• Short exercise: Restate the entire listing word for word.

Entries with figure data:
— start —

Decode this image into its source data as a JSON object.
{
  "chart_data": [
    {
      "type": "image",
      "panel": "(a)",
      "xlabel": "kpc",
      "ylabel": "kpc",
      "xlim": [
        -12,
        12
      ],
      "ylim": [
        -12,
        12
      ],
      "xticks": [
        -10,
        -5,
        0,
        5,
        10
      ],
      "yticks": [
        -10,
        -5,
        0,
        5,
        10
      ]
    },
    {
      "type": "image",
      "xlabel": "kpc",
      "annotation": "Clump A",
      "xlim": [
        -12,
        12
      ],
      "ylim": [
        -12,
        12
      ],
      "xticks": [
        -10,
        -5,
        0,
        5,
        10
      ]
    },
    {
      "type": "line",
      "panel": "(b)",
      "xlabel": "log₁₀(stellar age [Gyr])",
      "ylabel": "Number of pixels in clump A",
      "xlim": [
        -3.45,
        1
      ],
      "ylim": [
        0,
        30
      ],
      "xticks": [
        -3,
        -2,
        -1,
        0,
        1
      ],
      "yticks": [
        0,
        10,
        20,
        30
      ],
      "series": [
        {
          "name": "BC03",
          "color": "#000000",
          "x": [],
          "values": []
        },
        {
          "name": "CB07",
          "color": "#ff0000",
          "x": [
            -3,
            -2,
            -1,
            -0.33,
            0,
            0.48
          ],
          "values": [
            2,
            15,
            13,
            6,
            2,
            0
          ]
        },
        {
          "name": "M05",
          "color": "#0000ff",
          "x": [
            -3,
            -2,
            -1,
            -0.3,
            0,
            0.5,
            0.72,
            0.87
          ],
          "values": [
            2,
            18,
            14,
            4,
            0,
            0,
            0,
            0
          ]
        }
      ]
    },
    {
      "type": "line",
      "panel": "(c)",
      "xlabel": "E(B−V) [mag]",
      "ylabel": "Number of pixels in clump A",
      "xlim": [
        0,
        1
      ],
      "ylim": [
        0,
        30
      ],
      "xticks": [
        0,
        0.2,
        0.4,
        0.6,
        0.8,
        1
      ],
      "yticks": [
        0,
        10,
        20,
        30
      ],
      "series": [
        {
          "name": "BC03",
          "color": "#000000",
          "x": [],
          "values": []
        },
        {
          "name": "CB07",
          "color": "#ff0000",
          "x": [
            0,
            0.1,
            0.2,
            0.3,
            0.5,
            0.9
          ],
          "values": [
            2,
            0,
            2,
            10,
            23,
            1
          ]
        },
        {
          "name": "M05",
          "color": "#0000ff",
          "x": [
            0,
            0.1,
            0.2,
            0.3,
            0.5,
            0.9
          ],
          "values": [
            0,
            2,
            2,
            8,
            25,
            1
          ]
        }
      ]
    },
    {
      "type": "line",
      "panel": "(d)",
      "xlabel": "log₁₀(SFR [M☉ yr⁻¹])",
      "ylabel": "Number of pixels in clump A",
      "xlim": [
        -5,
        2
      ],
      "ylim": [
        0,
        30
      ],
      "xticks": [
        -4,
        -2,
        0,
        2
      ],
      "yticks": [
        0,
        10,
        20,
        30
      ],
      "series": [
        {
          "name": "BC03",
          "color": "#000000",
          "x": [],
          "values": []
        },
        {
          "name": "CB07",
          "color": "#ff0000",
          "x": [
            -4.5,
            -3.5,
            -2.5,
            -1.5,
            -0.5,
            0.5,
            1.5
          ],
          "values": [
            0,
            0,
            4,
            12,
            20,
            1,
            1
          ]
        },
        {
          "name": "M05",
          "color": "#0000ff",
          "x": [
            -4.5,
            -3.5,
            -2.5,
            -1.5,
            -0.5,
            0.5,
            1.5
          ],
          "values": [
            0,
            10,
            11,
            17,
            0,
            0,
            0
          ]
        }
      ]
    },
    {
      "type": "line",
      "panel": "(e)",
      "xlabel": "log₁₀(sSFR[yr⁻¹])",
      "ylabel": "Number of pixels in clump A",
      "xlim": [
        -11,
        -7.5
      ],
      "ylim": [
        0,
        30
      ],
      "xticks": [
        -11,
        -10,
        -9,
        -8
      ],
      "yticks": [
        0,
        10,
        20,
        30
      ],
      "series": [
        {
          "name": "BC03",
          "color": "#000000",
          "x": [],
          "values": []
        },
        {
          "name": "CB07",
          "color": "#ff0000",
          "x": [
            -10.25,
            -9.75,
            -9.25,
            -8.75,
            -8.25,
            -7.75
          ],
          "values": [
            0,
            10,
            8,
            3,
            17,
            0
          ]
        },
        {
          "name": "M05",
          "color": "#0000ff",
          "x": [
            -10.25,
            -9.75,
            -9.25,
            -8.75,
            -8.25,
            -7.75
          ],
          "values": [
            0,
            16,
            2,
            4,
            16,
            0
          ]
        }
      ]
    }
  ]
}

— end —

• Solution below:
Decode this image into its source data as a JSON object.
{
  "chart_data": [
    {
      "type": "image",
      "panel": "(a)",
      "xlabel": "kpc",
      "ylabel": "kpc",
      "xlim": [
        -12,
        12
      ],
      "ylim": [
        -12,
        12
      ],
      "xticks": [
        -10,
        -5,
        0,
        5,
        10
      ],
      "yticks": [
        -10,
        -5,
        0,
        5,
        10
      ]
    },
    {
      "type": "image",
      "xlabel": "kpc",
      "annotation": "Clump A",
      "xlim": [
        -12,
        12
      ],
      "ylim": [
        -12,
        12
      ],
      "xticks": [
        -10,
        -5,
        0,
        5,
        10
      ]
    },
    {
      "type": "line",
      "panel": "(b)",
      "xlabel": "log₁₀(stellar age [Gyr])",
      "ylabel": "Number of pixels in clump A",
      "xlim": [
        -3.45,
        1
      ],
      "ylim": [
        0,
        30
      ],
      "xticks": [
        -3,
        -2,
        -1,
        0,
        1
      ],
      "yticks": [
        0,
        10,
        20,
        30
      ],
      "series": [
        {
          "name": "BC03",
          "color": "#000000",
          "x": [],
          "values": []
        },
        {
          "name": "CB07",
          "color": "#ff0000",
          "x": [
            -3,
            -2,
            -1,
            -0.33,
            0,
            0.48
          ],
          "values": [
            2,
            15,
            13,
            6,
            2,
            0
          ]
        },
        {
          "name": "M05",
          "color": "#0000ff",
          "x": [
            -3,
            -2,
            -1,
            -0.3,
            0,
            0.5,
            0.72,
            0.87
          ],
          "values": [
            2,
            18,
            14,
            4,
            0,
            0,
            0,
            0
          ]
        }
      ]
    },
    {
      "type": "line",
      "panel": "(c)",
      "xlabel": "E(B−V) [mag]",
      "ylabel": "Number of pixels in clump A",
      "xlim": [
        0,
        1
      ],
      "ylim": [
        0,
        30
      ],
      "xticks": [
        0,
        0.2,
        0.4,
        0.6,
        0.8,
        1
      ],
      "yticks": [
        0,
        10,
        20,
        30
      ],
      "series": [
        {
          "name": "BC03",
          "color": "#000000",
          "x": [],
          "values": []
        },
        {
          "name": "CB07",
          "color": "#ff0000",
          "x": [
            0,
            0.1,
            0.2,
            0.3,
            0.5,
            0.9
          ],
          "values": [
            2,
            0,
            2,
            10,
            23,
            1
          ]
        },
        {
          "name": "M05",
          "color": "#0000ff",
          "x": [
            0,
            0.1,
            0.2,
            0.3,
            0.5,
            0.9
          ],
          "values": [
            0,
            2,
            2,
            8,
            25,
            1
          ]
        }
      ]
    },
    {
      "type": "line",
      "panel": "(d)",
      "xlabel": "log₁₀(SFR [M☉ yr⁻¹])",
      "ylabel": "Number of pixels in clump A",
      "xlim": [
        -5,
        2
      ],
      "ylim": [
        0,
        30
      ],
      "xticks": [
        -4,
        -2,
        0,
        2
      ],
      "yticks": [
        0,
        10,
        20,
        30
      ],
      "series": [
        {
          "name": "BC03",
          "color": "#000000",
          "x": [],
          "values": []
        },
        {
          "name": "CB07",
          "color": "#ff0000",
          "x": [
            -4.5,
            -3.5,
            -2.5,
            -1.5,
            -0.5,
            0.5,
            1.5
          ],
          "values": [
            0,
            0,
            4,
            12,
            20,
            1,
            1
          ]
        },
        {
          "name": "M05",
          "color": "#0000ff",
          "x": [
            -4.5,
            -3.5,
            -2.5,
            -1.5,
            -0.5,
            0.5,
            1.5
          ],
          "values": [
            0,
            10,
            11,
            17,
            0,
            0,
            0
          ]
        }
      ]
    },
    {
      "type": "line",
      "panel": "(e)",
      "xlabel": "log₁₀(sSFR[yr⁻¹])",
      "ylabel": "Number of pixels in clump A",
      "xlim": [
        -11,
        -7.5
      ],
      "ylim": [
        0,
        30
      ],
      "xticks": [
        -11,
        -10,
        -9,
        -8
      ],
      "yticks": [
        0,
        10,
        20,
        30
      ],
      "series": [
        {
          "name": "BC03",
          "color": "#000000",
          "x": [],
          "values": []
        },
        {
          "name": "CB07",
          "color": "#ff0000",
          "x": [
            -10.25,
            -9.75,
            -9.25,
            -8.75,
            -8.25,
            -7.75
          ],
          "values": [
            0,
            10,
            8,
            3,
            17,
            0
          ]
        },
        {
          "name": "M05",
          "color": "#0000ff",
          "x": [
            -10.25,
            -9.75,
            -9.25,
            -8.75,
            -8.25,
            -7.75
          ],
          "values": [
            0,
            16,
            2,
            4,
            16,
            0
          ]
        }
      ]
    }
  ]
}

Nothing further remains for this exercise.